# GIVEN DATA:
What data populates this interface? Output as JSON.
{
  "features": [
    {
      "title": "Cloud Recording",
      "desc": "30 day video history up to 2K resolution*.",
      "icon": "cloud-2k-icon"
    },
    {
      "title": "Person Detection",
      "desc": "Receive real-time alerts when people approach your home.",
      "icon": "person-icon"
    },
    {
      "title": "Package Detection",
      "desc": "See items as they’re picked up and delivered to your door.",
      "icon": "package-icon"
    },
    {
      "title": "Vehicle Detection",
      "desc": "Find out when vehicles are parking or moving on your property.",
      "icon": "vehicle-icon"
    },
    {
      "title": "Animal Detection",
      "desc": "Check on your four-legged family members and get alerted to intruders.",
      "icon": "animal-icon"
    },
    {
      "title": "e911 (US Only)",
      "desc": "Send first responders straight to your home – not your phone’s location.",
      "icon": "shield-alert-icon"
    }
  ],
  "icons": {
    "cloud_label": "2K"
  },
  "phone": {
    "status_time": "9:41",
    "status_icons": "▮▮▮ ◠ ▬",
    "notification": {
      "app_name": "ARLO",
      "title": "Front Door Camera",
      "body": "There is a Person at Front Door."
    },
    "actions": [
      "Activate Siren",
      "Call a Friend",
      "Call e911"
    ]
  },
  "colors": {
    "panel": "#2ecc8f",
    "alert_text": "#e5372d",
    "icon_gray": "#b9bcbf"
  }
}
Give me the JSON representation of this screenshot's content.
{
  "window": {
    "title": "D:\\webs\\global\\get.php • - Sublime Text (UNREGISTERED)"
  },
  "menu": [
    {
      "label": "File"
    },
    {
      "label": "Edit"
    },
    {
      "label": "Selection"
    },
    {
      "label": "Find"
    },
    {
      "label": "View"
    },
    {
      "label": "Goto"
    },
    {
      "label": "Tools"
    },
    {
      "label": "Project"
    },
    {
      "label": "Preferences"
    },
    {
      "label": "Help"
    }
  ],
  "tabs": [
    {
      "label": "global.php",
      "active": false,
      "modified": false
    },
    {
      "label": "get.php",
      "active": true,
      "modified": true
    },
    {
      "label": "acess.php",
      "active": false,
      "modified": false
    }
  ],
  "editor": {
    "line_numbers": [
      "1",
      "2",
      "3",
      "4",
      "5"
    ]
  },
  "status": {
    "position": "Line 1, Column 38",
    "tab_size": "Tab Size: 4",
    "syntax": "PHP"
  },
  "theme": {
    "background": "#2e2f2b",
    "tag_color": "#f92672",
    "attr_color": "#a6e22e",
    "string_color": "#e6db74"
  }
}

# STATED EXERCISE:
Find the lines containing "Detection" and list every one of them.

# WRITTEN RESPONSE:
      "title": "Person Detection",
      "title": "Package Detection",
      "title": "Vehicle Detection",
      "title": "Animal Detection",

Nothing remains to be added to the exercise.